**Material shown:**
══════════
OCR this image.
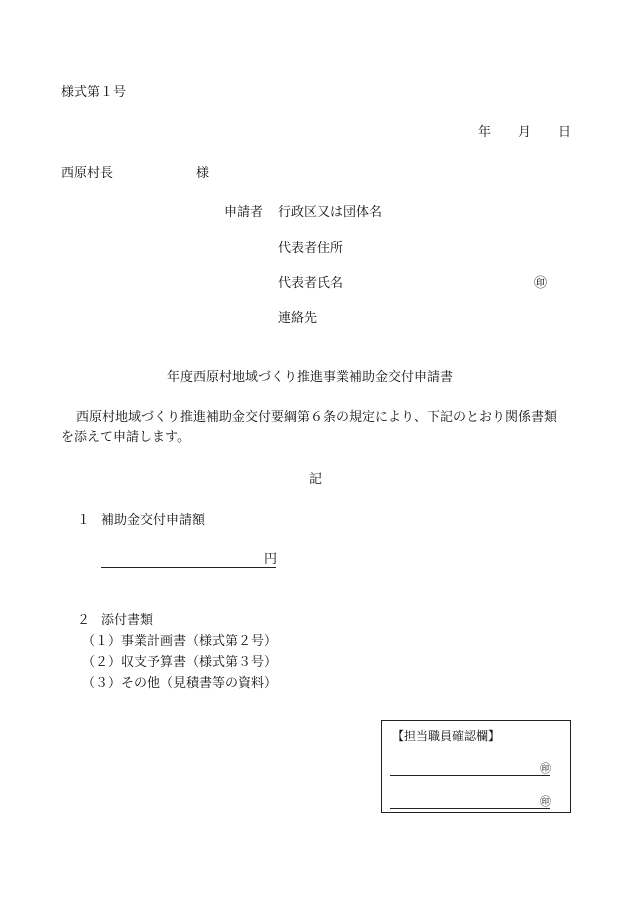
様式第１号
年 月 日
西原村長	様
申請者 行政区又は団体名
代表者住所
代表者氏名	㊞
連絡先
年度西原村地域づくり推進事業補助金交付申請書
西原村地域づくり推進補助金交付要綱第６条の規定により、下記のとおり関係書類
を添えて申請します。
記
１ 補助金交付申請額
円
２ 添付書類
（１）事業計画書（様式第２号）
（２）収支予算書（様式第３号）
（３）その他（見積書等の資料）
【担当職員確認欄】
㊞
㊞
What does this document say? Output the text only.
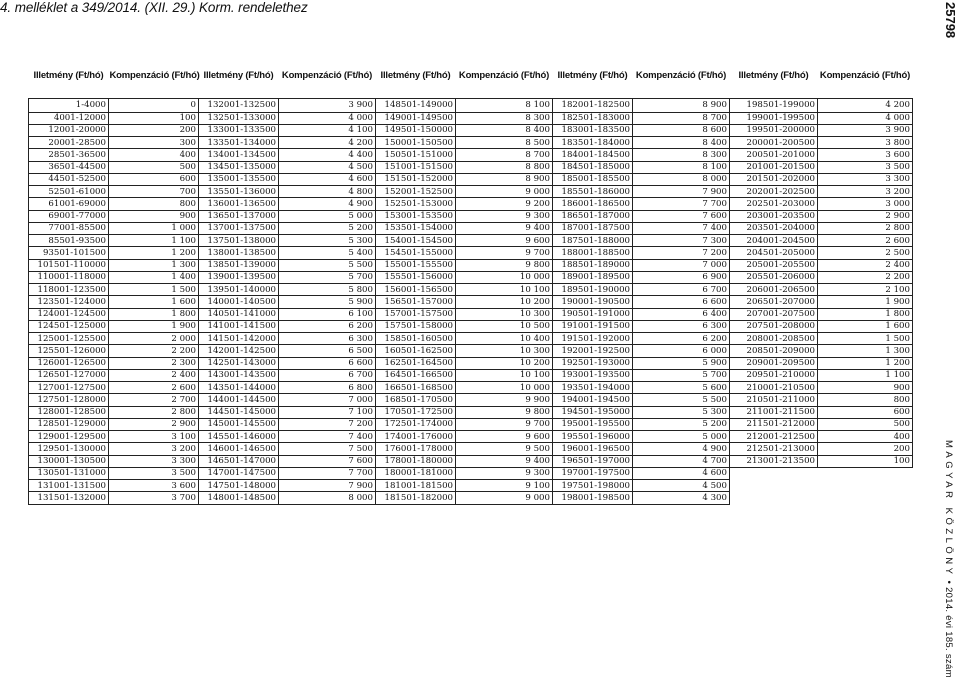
4. melléklet a 349/2014. (XII. 29.) Korm. rendelethez	25798
MAGYAR KÖZLÖNY • 2014. évi 185. szám
Illetmény (Ft/hó)	Kompenzáció (Ft/hó)	Illetmény (Ft/hó)	Kompenzáció (Ft/hó)	Illetmény (Ft/hó)	Kompenzáció (Ft/hó)	Illetmény (Ft/hó)	Kompenzáció (Ft/hó)	Illetmény (Ft/hó)	Kompenzáció (Ft/hó)

1-4000	0	132001-132500	3 900	148501-149000	8 100	182001-182500	8 900	198501-199000	4 200
4001-12000	100	132501-133000	4 000	149001-149500	8 300	182501-183000	8 700	199001-199500	4 000
12001-20000	200	133001-133500	4 100	149501-150000	8 400	183001-183500	8 600	199501-200000	3 900
20001-28500	300	133501-134000	4 200	150001-150500	8 500	183501-184000	8 400	200001-200500	3 800
28501-36500	400	134001-134500	4 400	150501-151000	8 700	184001-184500	8 300	200501-201000	3 600
36501-44500	500	134501-135000	4 500	151001-151500	8 800	184501-185000	8 100	201001-201500	3 500
44501-52500	600	135001-135500	4 600	151501-152000	8 900	185001-185500	8 000	201501-202000	3 300
52501-61000	700	135501-136000	4 800	152001-152500	9 000	185501-186000	7 900	202001-202500	3 200
61001-69000	800	136001-136500	4 900	152501-153000	9 200	186001-186500	7 700	202501-203000	3 000
69001-77000	900	136501-137000	5 000	153001-153500	9 300	186501-187000	7 600	203001-203500	2 900
77001-85500	1 000	137001-137500	5 200	153501-154000	9 400	187001-187500	7 400	203501-204000	2 800
85501-93500	1 100	137501-138000	5 300	154001-154500	9 600	187501-188000	7 300	204001-204500	2 600
93501-101500	1 200	138001-138500	5 400	154501-155000	9 700	188001-188500	7 200	204501-205000	2 500
101501-110000	1 300	138501-139000	5 500	155001-155500	9 800	188501-189000	7 000	205001-205500	2 400
110001-118000	1 400	139001-139500	5 700	155501-156000	10 000	189001-189500	6 900	205501-206000	2 200
118001-123500	1 500	139501-140000	5 800	156001-156500	10 100	189501-190000	6 700	206001-206500	2 100
123501-124000	1 600	140001-140500	5 900	156501-157000	10 200	190001-190500	6 600	206501-207000	1 900
124001-124500	1 800	140501-141000	6 100	157001-157500	10 300	190501-191000	6 400	207001-207500	1 800
124501-125000	1 900	141001-141500	6 200	157501-158000	10 500	191001-191500	6 300	207501-208000	1 600
125001-125500	2 000	141501-142000	6 300	158501-160500	10 400	191501-192000	6 200	208001-208500	1 500
125501-126000	2 200	142001-142500	6 500	160501-162500	10 300	192001-192500	6 000	208501-209000	1 300
126001-126500	2 300	142501-143000	6 600	162501-164500	10 200	192501-193000	5 900	209001-209500	1 200
126501-127000	2 400	143001-143500	6 700	164501-166500	10 100	193001-193500	5 700	209501-210000	1 100
127001-127500	2 600	143501-144000	6 800	166501-168500	10 000	193501-194000	5 600	210001-210500	900
127501-128000	2 700	144001-144500	7 000	168501-170500	9 900	194001-194500	5 500	210501-211000	800
128001-128500	2 800	144501-145000	7 100	170501-172500	9 800	194501-195000	5 300	211001-211500	600
128501-129000	2 900	145001-145500	7 200	172501-174000	9 700	195001-195500	5 200	211501-212000	500
129001-129500	3 100	145501-146000	7 400	174001-176000	9 600	195501-196000	5 000	212001-212500	400
129501-130000	3 200	146001-146500	7 500	176001-178000	9 500	196001-196500	4 900	212501-213000	200
130001-130500	3 300	146501-147000	7 600	178001-180000	9 400	196501-197000	4 700	213001-213500	100
130501-131000	3 500	147001-147500	7 700	180001-181000	9 300	197001-197500	4 600		
131001-131500	3 600	147501-148000	7 900	181001-181500	9 100	197501-198000	4 500		
131501-132000	3 700	148001-148500	8 000	181501-182000	9 000	198001-198500	4 300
══════════
**Stated exercise:** Determine how many lines of the listing above include the word "this", and report that number only.

**Finished task:** 2